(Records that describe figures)
..........

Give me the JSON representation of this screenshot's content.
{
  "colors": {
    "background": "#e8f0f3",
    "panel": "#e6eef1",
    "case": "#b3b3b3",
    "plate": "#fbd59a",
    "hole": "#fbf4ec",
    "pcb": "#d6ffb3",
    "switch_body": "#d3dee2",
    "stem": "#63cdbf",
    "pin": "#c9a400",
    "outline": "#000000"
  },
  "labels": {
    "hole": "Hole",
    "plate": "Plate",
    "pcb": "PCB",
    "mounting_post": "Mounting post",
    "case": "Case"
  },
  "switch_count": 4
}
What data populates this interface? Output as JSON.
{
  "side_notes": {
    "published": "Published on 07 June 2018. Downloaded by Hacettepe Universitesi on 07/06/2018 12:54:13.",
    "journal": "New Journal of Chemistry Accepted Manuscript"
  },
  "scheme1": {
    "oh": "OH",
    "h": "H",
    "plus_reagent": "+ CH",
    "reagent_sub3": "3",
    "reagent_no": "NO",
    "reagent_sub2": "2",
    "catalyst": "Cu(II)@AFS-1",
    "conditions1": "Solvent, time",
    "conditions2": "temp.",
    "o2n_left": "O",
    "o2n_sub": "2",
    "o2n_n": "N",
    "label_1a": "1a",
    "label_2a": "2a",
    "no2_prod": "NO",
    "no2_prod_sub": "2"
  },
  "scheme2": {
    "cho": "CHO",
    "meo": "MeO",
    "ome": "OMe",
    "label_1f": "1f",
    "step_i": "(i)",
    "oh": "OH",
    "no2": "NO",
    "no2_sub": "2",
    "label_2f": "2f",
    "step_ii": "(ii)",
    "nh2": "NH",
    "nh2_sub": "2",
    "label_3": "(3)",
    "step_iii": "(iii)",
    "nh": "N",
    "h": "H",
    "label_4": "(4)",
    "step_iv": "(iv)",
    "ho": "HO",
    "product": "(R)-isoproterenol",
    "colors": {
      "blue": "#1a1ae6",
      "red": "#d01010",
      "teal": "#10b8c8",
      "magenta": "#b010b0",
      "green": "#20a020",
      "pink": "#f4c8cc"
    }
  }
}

..........

- What you need to do -
Repeat exactly the lines above from the line that contains "What data populates" through the end. Include both of these ends; leave out everything else.

- Answer to the problem -
What data populates this interface? Output as JSON.
{
  "side_notes": {
    "published": "Published on 07 June 2018. Downloaded by Hacettepe Universitesi on 07/06/2018 12:54:13.",
    "journal": "New Journal of Chemistry Accepted Manuscript"
  },
  "scheme1": {
    "oh": "OH",
    "h": "H",
    "plus_reagent": "+ CH",
    "reagent_sub3": "3",
    "reagent_no": "NO",
    "reagent_sub2": "2",
    "catalyst": "Cu(II)@AFS-1",
    "conditions1": "Solvent, time",
    "conditions2": "temp.",
    "o2n_left": "O",
    "o2n_sub": "2",
    "o2n_n": "N",
    "label_1a": "1a",
    "label_2a": "2a",
    "no2_prod": "NO",
    "no2_prod_sub": "2"
  },
  "scheme2": {
    "cho": "CHO",
    "meo": "MeO",
    "ome": "OMe",
    "label_1f": "1f",
    "step_i": "(i)",
    "oh": "OH",
    "no2": "NO",
    "no2_sub": "2",
    "label_2f": "2f",
    "step_ii": "(ii)",
    "nh2": "NH",
    "nh2_sub": "2",
    "label_3": "(3)",
    "step_iii": "(iii)",
    "nh": "N",
    "h": "H",
    "label_4": "(4)",
    "step_iv": "(iv)",
    "ho": "HO",
    "product": "(R)-isoproterenol",
    "colors": {
      "blue": "#1a1ae6",
      "red": "#d01010",
      "teal": "#10b8c8",
      "magenta": "#b010b0",
      "green": "#20a020",
      "pink": "#f4c8cc"
    }
  }
}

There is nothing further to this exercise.